:: Extracted records ::

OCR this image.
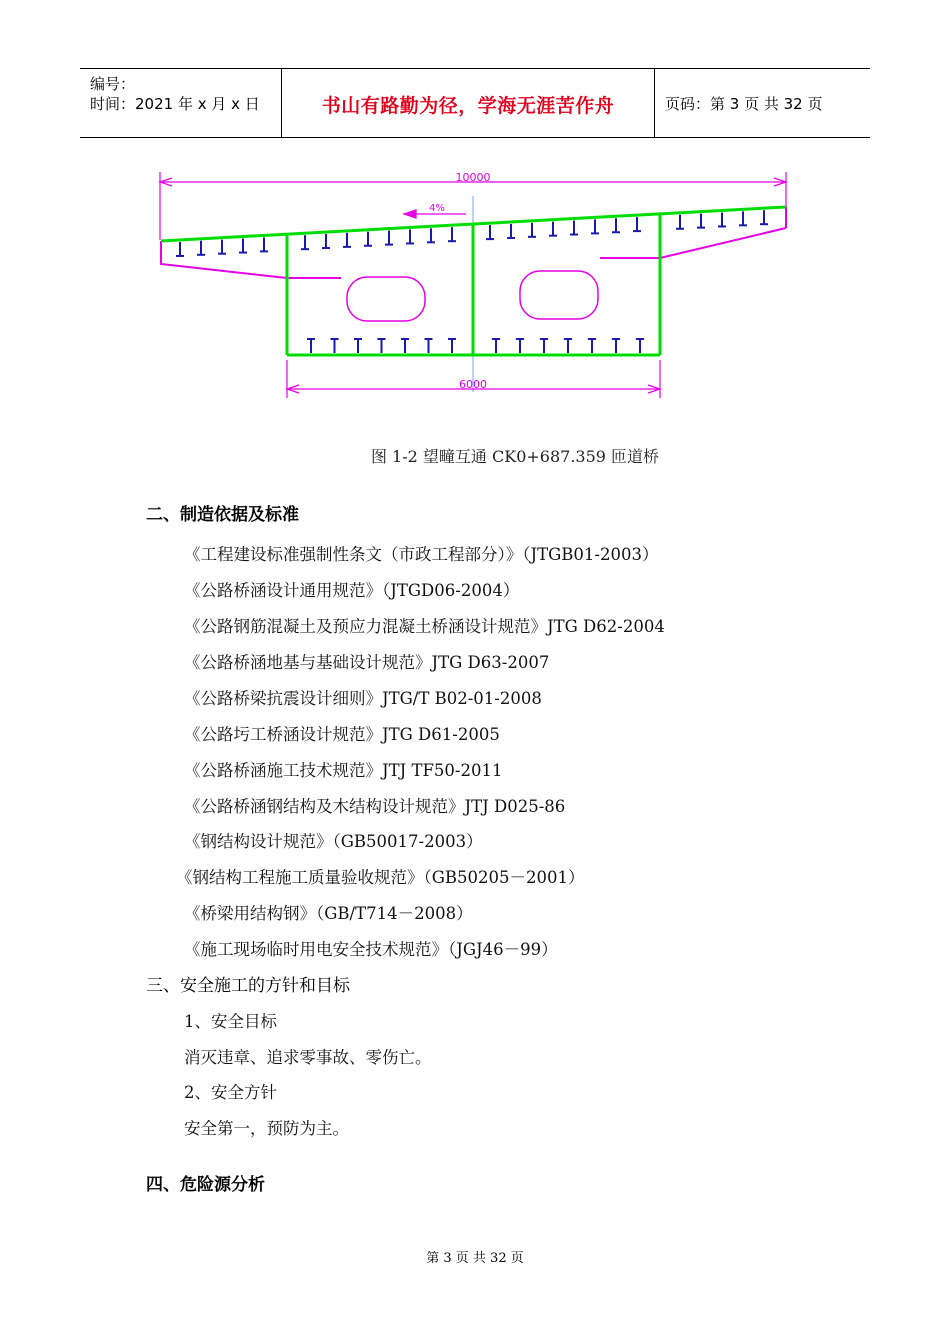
编号：
时间：2021 年 x 月 x 日	书山有路勤为径，学海无涯苦作舟	页码：第 3 页 共 32 页
10000
4%
6000
图 1-2 望疃互通 CK0+687.359 匝道桥
二、制造依据及标准
《工程建设标准强制性条文（市政工程部分）》（JTGB01-2003）
《公路桥涵设计通用规范》（JTGD06-2004）
《公路钢筋混凝土及预应力混凝土桥涵设计规范》JTG D62-2004
《公路桥涵地基与基础设计规范》JTG D63-2007
《公路桥梁抗震设计细则》JTG/T B02-01-2008
《公路圬工桥涵设计规范》JTG D61-2005
《公路桥涵施工技术规范》JTJ TF50-2011
《公路桥涵钢结构及木结构设计规范》JTJ D025-86
《钢结构设计规范》（GB50017-2003）
《钢结构工程施工质量验收规范》（GB50205－2001）
《桥梁用结构钢》（GB/T714－2008）
《施工现场临时用电安全技术规范》（JGJ46－99）
三、安全施工的方针和目标
1、安全目标
消灭违章、追求零事故、零伤亡。
2、安全方针
安全第一，预防为主。
四、危险源分析
第 3 页 共 32 页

:::

Do this:
All of the entries above should be copied exactly, except for the pictures.

Written reply:
OCR this image.
编号：
时间：2021 年 x 月 x 日	书山有路勤为径，学海无涯苦作舟	页码：第 3 页 共 32 页
10000
4%
6000
图 1-2 望疃互通 CK0+687.359 匝道桥
二、制造依据及标准
《工程建设标准强制性条文（市政工程部分）》（JTGB01-2003）
《公路桥涵设计通用规范》（JTGD06-2004）
《公路钢筋混凝土及预应力混凝土桥涵设计规范》JTG D62-2004
《公路桥涵地基与基础设计规范》JTG D63-2007
《公路桥梁抗震设计细则》JTG/T B02-01-2008
《公路圬工桥涵设计规范》JTG D61-2005
《公路桥涵施工技术规范》JTJ TF50-2011
《公路桥涵钢结构及木结构设计规范》JTJ D025-86
《钢结构设计规范》（GB50017-2003）
《钢结构工程施工质量验收规范》（GB50205－2001）
《桥梁用结构钢》（GB/T714－2008）
《施工现场临时用电安全技术规范》（JGJ46－99）
三、安全施工的方针和目标
1、安全目标
消灭违章、追求零事故、零伤亡。
2、安全方针
安全第一，预防为主。
四、危险源分析
第 3 页 共 32 页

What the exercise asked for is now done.